───── MATERIALS PROVIDED

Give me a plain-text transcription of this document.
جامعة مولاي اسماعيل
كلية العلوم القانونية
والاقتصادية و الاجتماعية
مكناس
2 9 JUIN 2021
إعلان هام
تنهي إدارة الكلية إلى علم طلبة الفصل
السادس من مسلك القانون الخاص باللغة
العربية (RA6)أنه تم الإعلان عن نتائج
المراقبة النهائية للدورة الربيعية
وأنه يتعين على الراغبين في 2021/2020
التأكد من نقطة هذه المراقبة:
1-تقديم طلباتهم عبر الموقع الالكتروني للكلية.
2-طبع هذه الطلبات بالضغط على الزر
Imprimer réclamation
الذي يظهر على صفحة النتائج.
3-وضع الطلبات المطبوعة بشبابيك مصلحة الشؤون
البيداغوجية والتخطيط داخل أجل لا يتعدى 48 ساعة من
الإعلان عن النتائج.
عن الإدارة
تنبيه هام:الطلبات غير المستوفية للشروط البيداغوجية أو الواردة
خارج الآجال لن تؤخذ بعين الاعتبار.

──────────

Retype the entries exactly, including every line.

Give me a plain-text transcription of this document.
جامعة مولاي اسماعيل
كلية العلوم القانونية
والاقتصادية و الاجتماعية
مكناس
2 9 JUIN 2021
إعلان هام
تنهي إدارة الكلية إلى علم طلبة الفصل
السادس من مسلك القانون الخاص باللغة
العربية (RA6)أنه تم الإعلان عن نتائج
المراقبة النهائية للدورة الربيعية
وأنه يتعين على الراغبين في 2021/2020
التأكد من نقطة هذه المراقبة:
1-تقديم طلباتهم عبر الموقع الالكتروني للكلية.
2-طبع هذه الطلبات بالضغط على الزر
Imprimer réclamation
الذي يظهر على صفحة النتائج.
3-وضع الطلبات المطبوعة بشبابيك مصلحة الشؤون
البيداغوجية والتخطيط داخل أجل لا يتعدى 48 ساعة من
الإعلان عن النتائج.
عن الإدارة
تنبيه هام:الطلبات غير المستوفية للشروط البيداغوجية أو الواردة
خارج الآجال لن تؤخذ بعين الاعتبار.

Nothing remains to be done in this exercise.